**** Record extracts
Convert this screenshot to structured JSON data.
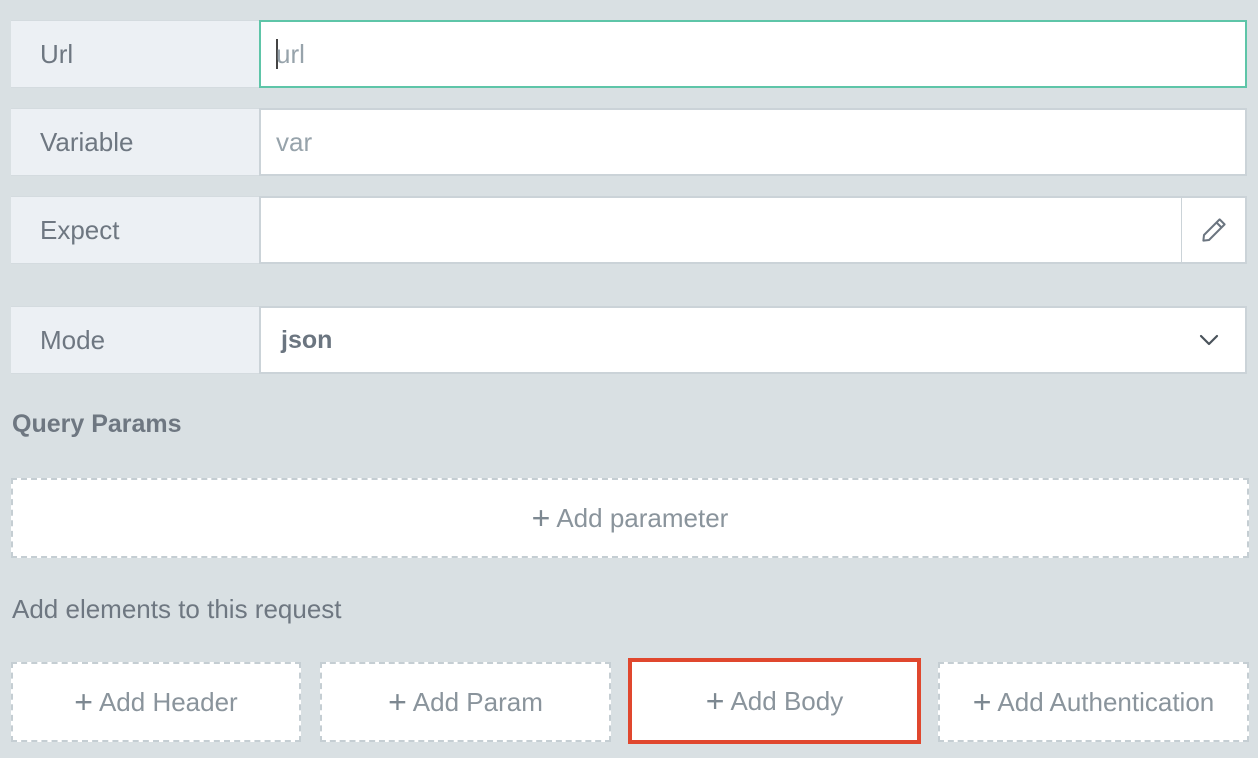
{
  "fields": {
    "url": {
      "label": "Url",
      "placeholder": "url",
      "value": ""
    },
    "variable": {
      "label": "Variable",
      "placeholder": "var",
      "value": ""
    },
    "expect": {
      "label": "Expect",
      "value": ""
    },
    "mode": {
      "label": "Mode",
      "value": "json"
    }
  },
  "query_params": {
    "title": "Query Params",
    "add_label": "Add parameter"
  },
  "elements": {
    "hint": "Add elements to this request",
    "buttons": [
      {
        "label": "Add Header"
      },
      {
        "label": "Add Param"
      },
      {
        "label": "Add Body"
      },
      {
        "label": "Add Authentication"
      }
    ]
  },
  "icons": {
    "edit": "pencil-icon",
    "dropdown": "chevron-down-icon",
    "add": "plus-icon"
  },
  "colors": {
    "background": "#d9e0e3",
    "focus_border": "#5ec5a8",
    "highlight": "#e0472e"
  }
}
********
### Directive:
Reply with nothing except the number of lines in the listing above that include the string "this".

### Exercise output:
2